§ **AVAILABLE DATA**:
________

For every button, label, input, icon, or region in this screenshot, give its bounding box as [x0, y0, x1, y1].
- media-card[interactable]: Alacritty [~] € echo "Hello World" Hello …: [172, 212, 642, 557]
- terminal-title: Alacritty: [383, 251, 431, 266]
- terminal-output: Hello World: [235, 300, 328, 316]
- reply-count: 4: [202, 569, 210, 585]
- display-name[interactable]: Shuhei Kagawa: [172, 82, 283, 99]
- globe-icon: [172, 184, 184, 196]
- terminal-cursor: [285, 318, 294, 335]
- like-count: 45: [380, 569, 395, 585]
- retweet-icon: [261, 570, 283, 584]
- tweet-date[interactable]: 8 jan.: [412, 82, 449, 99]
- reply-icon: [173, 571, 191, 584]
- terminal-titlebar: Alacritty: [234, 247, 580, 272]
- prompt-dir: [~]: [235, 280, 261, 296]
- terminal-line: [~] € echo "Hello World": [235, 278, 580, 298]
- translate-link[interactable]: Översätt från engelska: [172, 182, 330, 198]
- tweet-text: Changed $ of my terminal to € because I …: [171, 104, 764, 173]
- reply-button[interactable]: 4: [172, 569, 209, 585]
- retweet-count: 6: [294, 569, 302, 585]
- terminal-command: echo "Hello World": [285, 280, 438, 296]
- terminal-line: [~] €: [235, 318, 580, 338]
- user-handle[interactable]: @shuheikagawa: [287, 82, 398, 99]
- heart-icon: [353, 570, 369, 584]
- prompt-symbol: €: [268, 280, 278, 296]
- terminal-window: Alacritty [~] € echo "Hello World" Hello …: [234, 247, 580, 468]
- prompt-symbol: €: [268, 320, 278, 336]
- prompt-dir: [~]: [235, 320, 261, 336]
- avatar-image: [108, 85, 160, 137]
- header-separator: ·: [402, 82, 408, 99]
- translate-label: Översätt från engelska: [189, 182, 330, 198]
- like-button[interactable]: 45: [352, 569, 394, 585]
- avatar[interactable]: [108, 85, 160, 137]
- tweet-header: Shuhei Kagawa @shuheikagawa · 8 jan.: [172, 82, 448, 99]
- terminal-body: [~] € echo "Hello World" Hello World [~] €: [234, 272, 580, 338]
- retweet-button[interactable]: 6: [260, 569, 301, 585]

________

§ **TASK DIRECTIONS**:
Reproduce word for word the stretch of entries from the very first line through the line containing "- reply-count: 4: [202, 569, 210, 585]", including both ends and nothing else.

§ **SOLUTION TO THIS EXERCISE**:
For every button, label, input, icon, or region in this screenshot, give its bounding box as [x0, y0, x1, y1].
- media-card[interactable]: Alacritty [~] € echo "Hello World" Hello …: [172, 212, 642, 557]
- terminal-title: Alacritty: [383, 251, 431, 266]
- terminal-output: Hello World: [235, 300, 328, 316]
- reply-count: 4: [202, 569, 210, 585]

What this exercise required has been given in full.